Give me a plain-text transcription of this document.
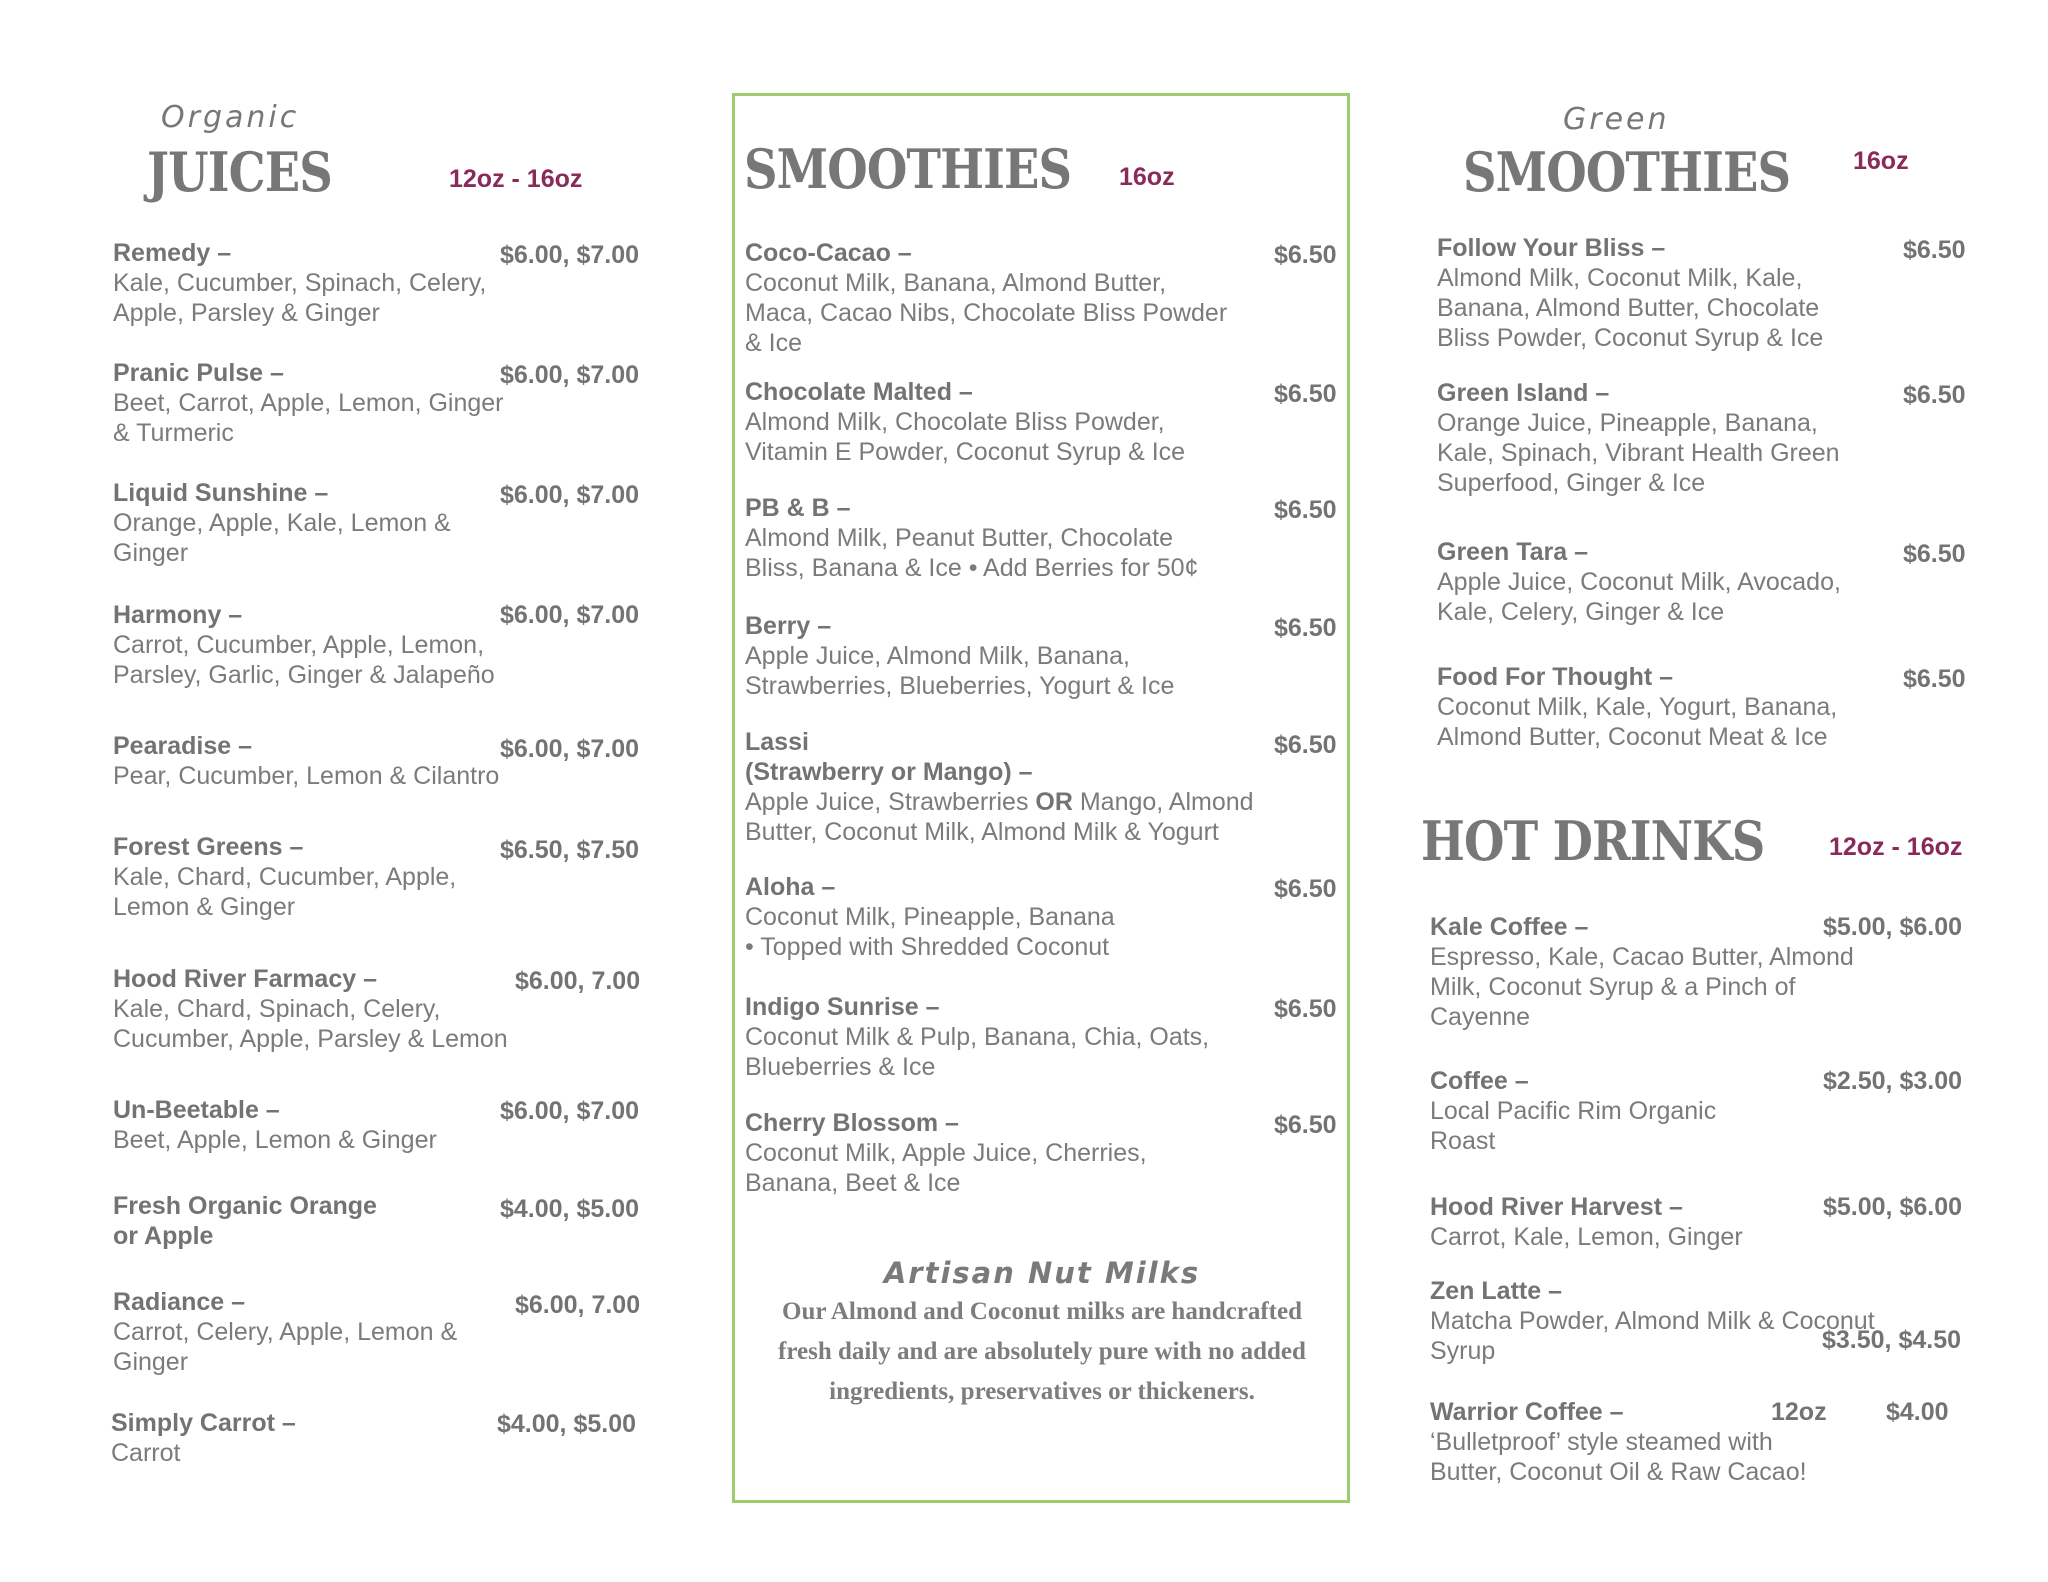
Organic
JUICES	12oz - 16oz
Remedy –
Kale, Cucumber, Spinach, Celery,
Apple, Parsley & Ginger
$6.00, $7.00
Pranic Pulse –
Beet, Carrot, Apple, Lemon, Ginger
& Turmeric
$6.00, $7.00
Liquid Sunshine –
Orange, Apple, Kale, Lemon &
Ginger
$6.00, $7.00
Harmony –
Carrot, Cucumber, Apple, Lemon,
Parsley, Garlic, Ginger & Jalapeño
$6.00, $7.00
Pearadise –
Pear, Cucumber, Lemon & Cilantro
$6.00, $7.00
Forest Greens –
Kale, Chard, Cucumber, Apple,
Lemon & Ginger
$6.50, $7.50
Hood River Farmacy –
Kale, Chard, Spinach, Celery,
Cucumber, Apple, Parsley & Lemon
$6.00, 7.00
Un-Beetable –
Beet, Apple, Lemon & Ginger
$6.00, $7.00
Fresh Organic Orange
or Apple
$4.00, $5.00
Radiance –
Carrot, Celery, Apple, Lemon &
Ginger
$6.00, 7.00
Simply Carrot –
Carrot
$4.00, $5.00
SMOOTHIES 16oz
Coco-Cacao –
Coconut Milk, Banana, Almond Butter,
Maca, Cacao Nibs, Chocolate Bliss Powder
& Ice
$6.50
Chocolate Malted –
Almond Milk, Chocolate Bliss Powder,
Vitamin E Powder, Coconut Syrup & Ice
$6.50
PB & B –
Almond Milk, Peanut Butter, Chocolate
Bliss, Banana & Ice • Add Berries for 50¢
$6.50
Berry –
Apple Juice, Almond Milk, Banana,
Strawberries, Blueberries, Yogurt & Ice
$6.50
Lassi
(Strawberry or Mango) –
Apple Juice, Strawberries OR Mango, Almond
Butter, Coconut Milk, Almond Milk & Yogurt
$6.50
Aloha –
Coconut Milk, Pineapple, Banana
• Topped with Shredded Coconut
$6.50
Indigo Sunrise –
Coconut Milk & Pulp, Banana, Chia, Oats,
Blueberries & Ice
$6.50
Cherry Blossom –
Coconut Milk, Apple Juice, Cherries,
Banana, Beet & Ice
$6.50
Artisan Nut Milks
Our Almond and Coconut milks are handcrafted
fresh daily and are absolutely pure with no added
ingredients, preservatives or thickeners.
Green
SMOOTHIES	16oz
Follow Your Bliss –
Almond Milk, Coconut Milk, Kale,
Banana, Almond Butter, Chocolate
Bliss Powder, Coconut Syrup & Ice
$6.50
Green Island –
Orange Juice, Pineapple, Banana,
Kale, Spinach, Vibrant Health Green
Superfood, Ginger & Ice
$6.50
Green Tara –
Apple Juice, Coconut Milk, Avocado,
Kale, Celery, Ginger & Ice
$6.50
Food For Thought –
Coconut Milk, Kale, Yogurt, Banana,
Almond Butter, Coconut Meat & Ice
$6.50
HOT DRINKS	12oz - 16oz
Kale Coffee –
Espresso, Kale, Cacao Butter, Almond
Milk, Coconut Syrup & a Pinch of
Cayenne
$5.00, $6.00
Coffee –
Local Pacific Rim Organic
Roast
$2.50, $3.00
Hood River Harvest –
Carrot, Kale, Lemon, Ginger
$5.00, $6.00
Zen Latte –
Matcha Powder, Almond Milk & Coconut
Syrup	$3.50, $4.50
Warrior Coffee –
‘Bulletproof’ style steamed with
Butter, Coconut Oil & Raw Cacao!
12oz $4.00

◆ ◆ ◆ ◆ ◆ ◆ ◆

WHAT THE TASK REQUIRES.
Lines containing the word "Kale" must all be returned from the material above.

TASK RESULT.
Kale, Cucumber, Spinach, Celery,
Orange, Apple, Kale, Lemon &
Kale, Chard, Cucumber, Apple,
Kale, Chard, Spinach, Celery,
Almond Milk, Coconut Milk, Kale,
Kale, Spinach, Vibrant Health Green
Kale, Celery, Ginger & Ice
Coconut Milk, Kale, Yogurt, Banana,
Kale Coffee –
Espresso, Kale, Cacao Butter, Almond
Carrot, Kale, Lemon, Ginger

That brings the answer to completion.